━━━━━ Record extracts

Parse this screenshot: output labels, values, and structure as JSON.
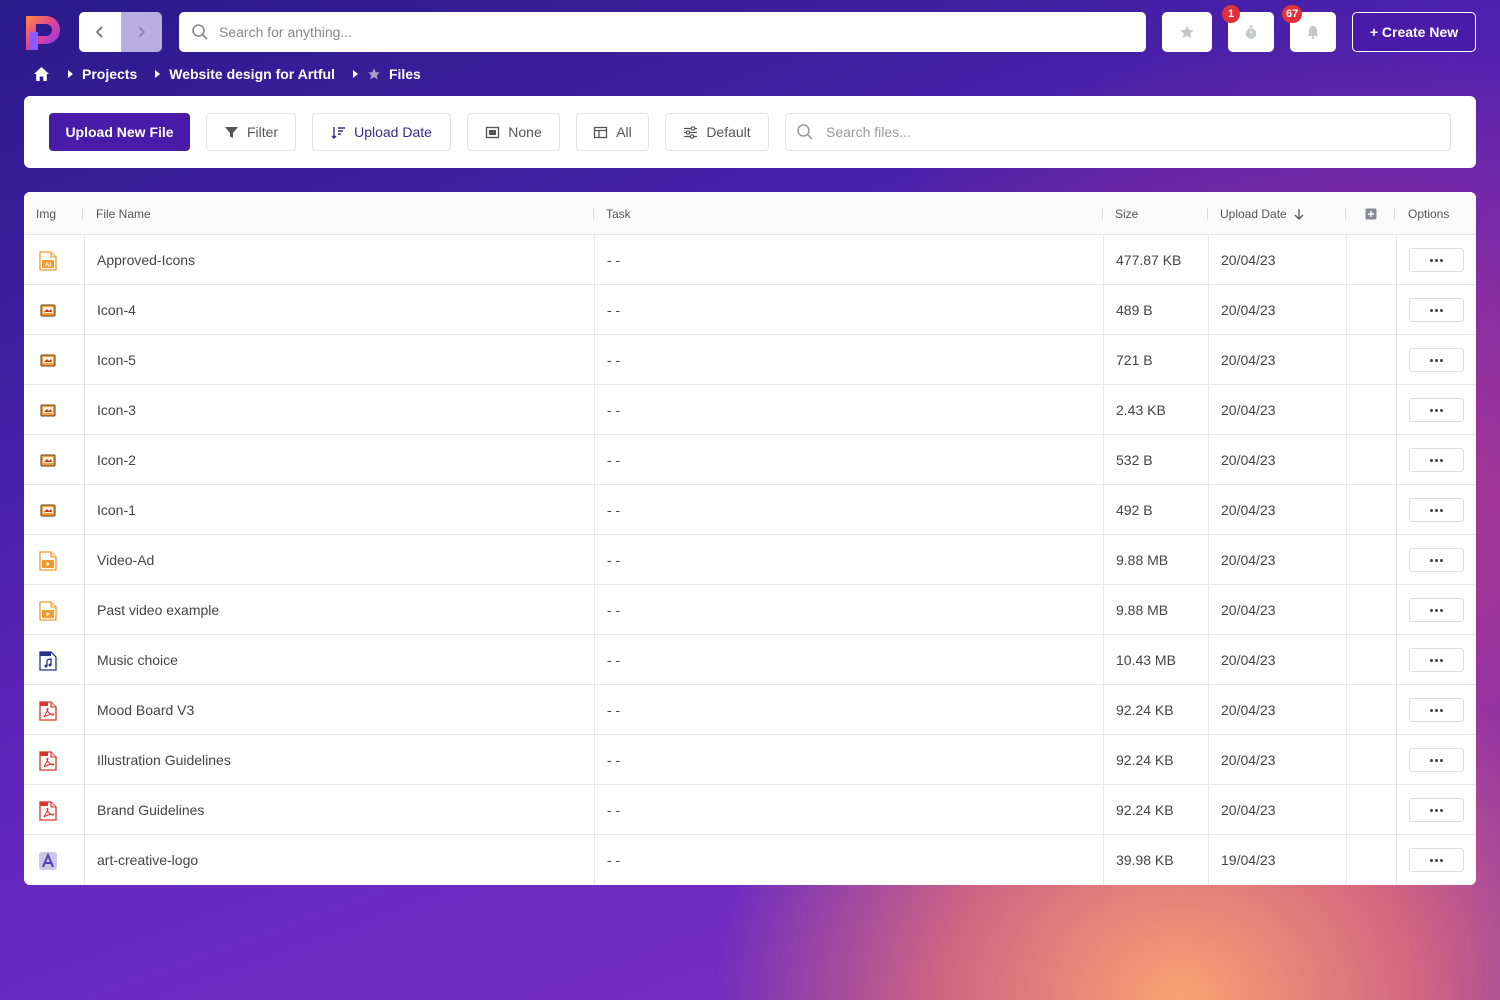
{
  "header": {
    "search_placeholder": "Search for anything...",
    "badges": {
      "timer": "1",
      "notifications": "67"
    },
    "create_label": "+ Create New"
  },
  "breadcrumb": {
    "items": [
      "Projects",
      "Website design for Artful",
      "Files"
    ]
  },
  "toolbar": {
    "upload_label": "Upload New File",
    "filter_label": "Filter",
    "sort_label": "Upload Date",
    "group_label": "None",
    "columns_label": "All",
    "view_label": "Default",
    "search_placeholder": "Search files..."
  },
  "table": {
    "headers": {
      "img": "Img",
      "file_name": "File Name",
      "task": "Task",
      "size": "Size",
      "upload_date": "Upload Date",
      "options": "Options"
    },
    "rows": [
      {
        "icon": "ai-file-icon",
        "name": "Approved-Icons",
        "task": "- -",
        "size": "477.87 KB",
        "date": "20/04/23"
      },
      {
        "icon": "image-thumbnail-icon",
        "name": "Icon-4",
        "task": "- -",
        "size": "489 B",
        "date": "20/04/23"
      },
      {
        "icon": "image-thumbnail-icon",
        "name": "Icon-5",
        "task": "- -",
        "size": "721 B",
        "date": "20/04/23"
      },
      {
        "icon": "image-thumbnail-icon",
        "name": "Icon-3",
        "task": "- -",
        "size": "2.43 KB",
        "date": "20/04/23"
      },
      {
        "icon": "image-thumbnail-icon",
        "name": "Icon-2",
        "task": "- -",
        "size": "532 B",
        "date": "20/04/23"
      },
      {
        "icon": "image-thumbnail-icon",
        "name": "Icon-1",
        "task": "- -",
        "size": "492 B",
        "date": "20/04/23"
      },
      {
        "icon": "video-file-icon",
        "name": "Video-Ad",
        "task": "- -",
        "size": "9.88 MB",
        "date": "20/04/23"
      },
      {
        "icon": "video-file-icon",
        "name": "Past video example",
        "task": "- -",
        "size": "9.88 MB",
        "date": "20/04/23"
      },
      {
        "icon": "audio-file-icon",
        "name": "Music choice",
        "task": "- -",
        "size": "10.43 MB",
        "date": "20/04/23"
      },
      {
        "icon": "pdf-file-icon",
        "name": "Mood Board V3",
        "task": "- -",
        "size": "92.24 KB",
        "date": "20/04/23"
      },
      {
        "icon": "pdf-file-icon",
        "name": "Illustration Guidelines",
        "task": "- -",
        "size": "92.24 KB",
        "date": "20/04/23"
      },
      {
        "icon": "pdf-file-icon",
        "name": "Brand Guidelines",
        "task": "- -",
        "size": "92.24 KB",
        "date": "20/04/23"
      },
      {
        "icon": "logo-thumbnail-icon",
        "name": "art-creative-logo",
        "task": "- -",
        "size": "39.98 KB",
        "date": "19/04/23"
      }
    ]
  },
  "colors": {
    "brand": "#4a1aa8",
    "badge": "#e0303a",
    "ai_orange": "#f29a2e",
    "pdf_red": "#d9342b",
    "audio_navy": "#2a2f8a"
  }
}
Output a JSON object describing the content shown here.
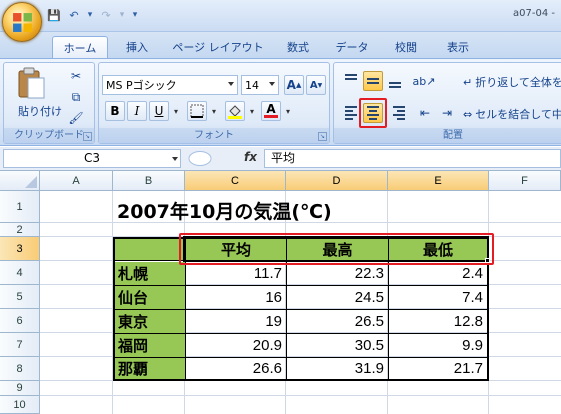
{
  "window": {
    "doc_title": "a07-04 -"
  },
  "qat": {
    "save_icon": "💾",
    "undo_icon": "↶",
    "undo_drop": "▾",
    "redo_icon": "↷",
    "redo_drop": "▾",
    "more": "▾"
  },
  "tabs": [
    "ホーム",
    "挿入",
    "ページ レイアウト",
    "数式",
    "データ",
    "校閲",
    "表示"
  ],
  "ribbon": {
    "clipboard": {
      "paste_label": "貼り付け",
      "group_label": "クリップボード"
    },
    "font": {
      "font_name": "MS Pゴシック",
      "font_size": "14",
      "grow": "A",
      "shrink": "A",
      "bold": "B",
      "italic": "I",
      "underline": "U",
      "font_color_glyph": "A",
      "group_label": "フォント"
    },
    "alignment": {
      "wrap_text": "折り返して全体を",
      "merge_center": "セルを結合して中",
      "group_label": "配置"
    }
  },
  "formula_bar": {
    "name_box": "C3",
    "fx": "fx",
    "formula": "平均"
  },
  "grid": {
    "columns": [
      "A",
      "B",
      "C",
      "D",
      "E",
      "F"
    ],
    "rows": [
      "1",
      "2",
      "3",
      "4",
      "5",
      "6",
      "7",
      "8",
      "9",
      "10"
    ],
    "title": "2007年10月の気温(℃)",
    "headers": [
      "平均",
      "最高",
      "最低"
    ],
    "data": [
      {
        "city": "札幌",
        "avg": "11.7",
        "max": "22.3",
        "min": "2.4"
      },
      {
        "city": "仙台",
        "avg": "16",
        "max": "24.5",
        "min": "7.4"
      },
      {
        "city": "東京",
        "avg": "19",
        "max": "26.5",
        "min": "12.8"
      },
      {
        "city": "福岡",
        "avg": "20.9",
        "max": "30.5",
        "min": "9.9"
      },
      {
        "city": "那覇",
        "avg": "26.6",
        "max": "31.9",
        "min": "21.7"
      }
    ]
  },
  "colors": {
    "header_fill": "#97c755",
    "highlight": "#e41c23",
    "selected_header": "#f9cc76"
  }
}
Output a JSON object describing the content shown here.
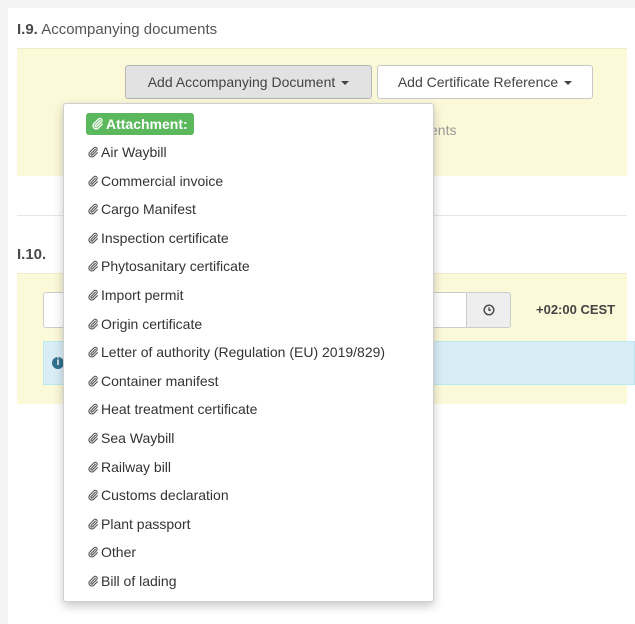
{
  "section_19": {
    "number": "I.9.",
    "title": "Accompanying documents",
    "add_document_label": "Add Accompanying Document",
    "add_certificate_label": "Add Certificate Reference",
    "partial_text": "ents"
  },
  "section_110": {
    "number": "I.10.",
    "timezone": "+02:00 CEST"
  },
  "dropdown": {
    "header": "Attachment:",
    "items": [
      "Air Waybill",
      "Commercial invoice",
      "Cargo Manifest",
      "Inspection certificate",
      "Phytosanitary certificate",
      "Import permit",
      "Origin certificate",
      "Letter of authority (Regulation (EU) 2019/829)",
      "Container manifest",
      "Heat treatment certificate",
      "Sea Waybill",
      "Railway bill",
      "Customs declaration",
      "Plant passport",
      "Other",
      "Bill of lading"
    ]
  },
  "icons": {
    "item": "paperclip-icon",
    "clock": "clock-icon",
    "info": "info-icon",
    "caret": "caret-down-icon"
  },
  "colors": {
    "attachment_badge": "#5cb85c",
    "section_box": "#fbf9d8",
    "info_bar": "#d9edf7"
  }
}
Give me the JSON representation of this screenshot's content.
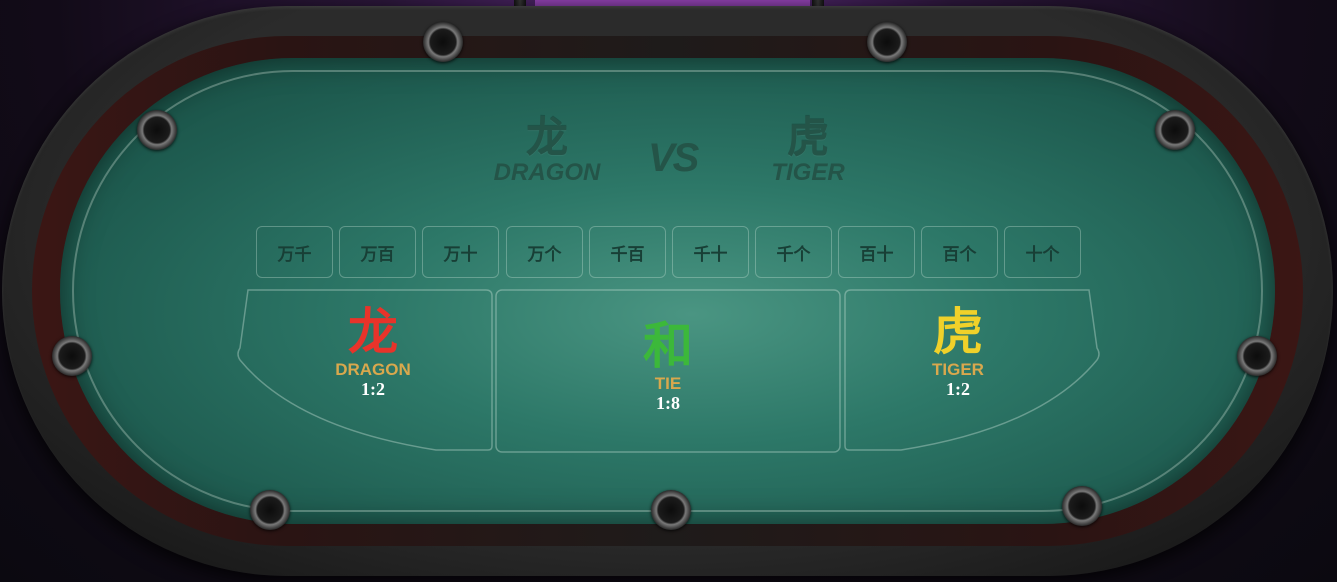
{
  "header": {
    "dragon_cn": "龙",
    "dragon_en": "DRAGON",
    "vs": "VS",
    "tiger_cn": "虎",
    "tiger_en": "TIGER"
  },
  "digit_bets": [
    "万千",
    "万百",
    "万十",
    "万个",
    "千百",
    "千十",
    "千个",
    "百十",
    "百个",
    "十个"
  ],
  "zones": {
    "dragon": {
      "cn": "龙",
      "en": "DRAGON",
      "odds": "1:2",
      "color": "#e8332a"
    },
    "tie": {
      "cn": "和",
      "en": "TIE",
      "odds": "1:8",
      "color": "#3cb83a"
    },
    "tiger": {
      "cn": "虎",
      "en": "TIGER",
      "odds": "1:2",
      "color": "#f0d12a"
    }
  },
  "colors": {
    "felt": "#2d7868",
    "label_gold": "#d9a84d",
    "watermark": "#245448"
  }
}
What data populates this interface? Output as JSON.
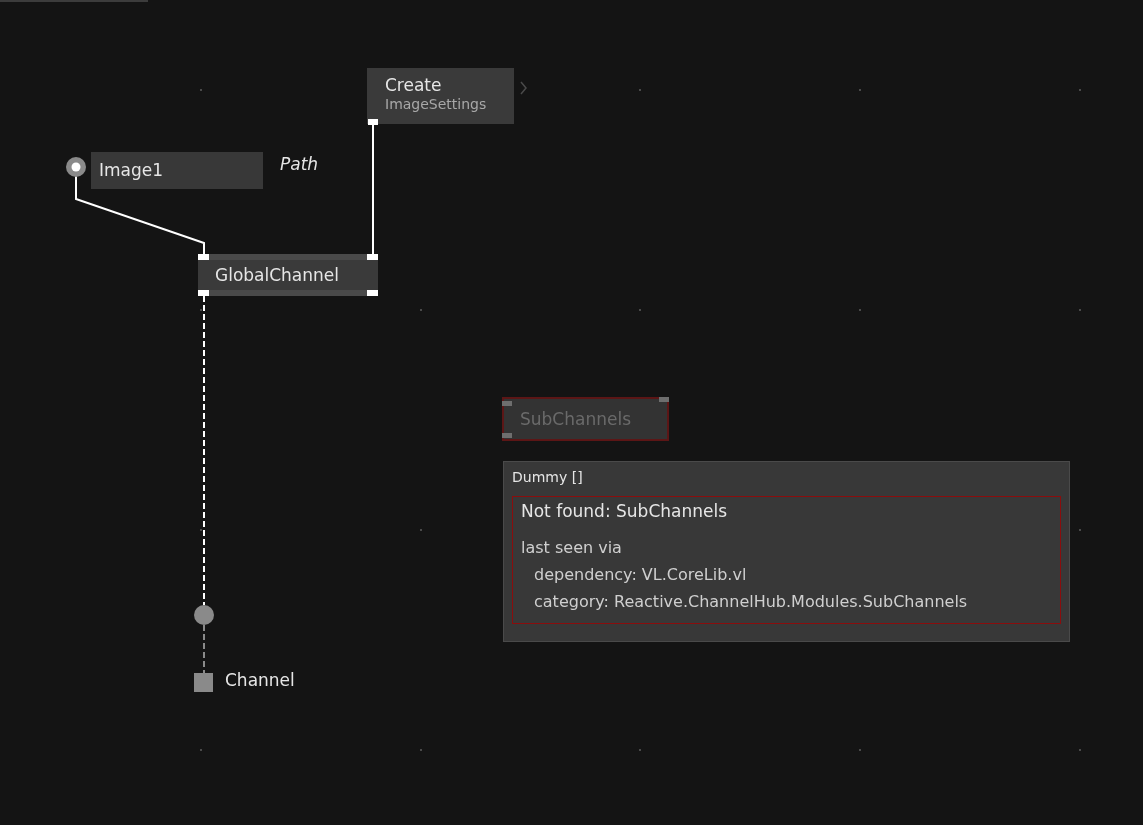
{
  "canvas": {
    "nodes": [
      {
        "kind": "node",
        "title": "Create",
        "subtitle": "ImageSettings",
        "missing": false
      },
      {
        "kind": "iobox",
        "value": "Image1",
        "pin_label": "Path"
      },
      {
        "kind": "node",
        "title": "GlobalChannel",
        "missing": false
      },
      {
        "kind": "node",
        "title": "SubChannels",
        "missing": true
      },
      {
        "kind": "pad",
        "label": "Channel"
      }
    ],
    "tooltip": {
      "title": "Dummy []",
      "error_title": "Not found: SubChannels",
      "lines": [
        {
          "text": "last seen via",
          "indented": false
        },
        {
          "text": "dependency: VL.CoreLib.vl",
          "indented": true
        },
        {
          "text": "category: Reactive.ChannelHub.Modules.SubChannels",
          "indented": true
        }
      ]
    }
  }
}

━━━━━━━━━━

From the listing above, pick out each line where the word "Create" appears.

• [The reply]:
    "create_label": "+ Create New"
        "title": "Create",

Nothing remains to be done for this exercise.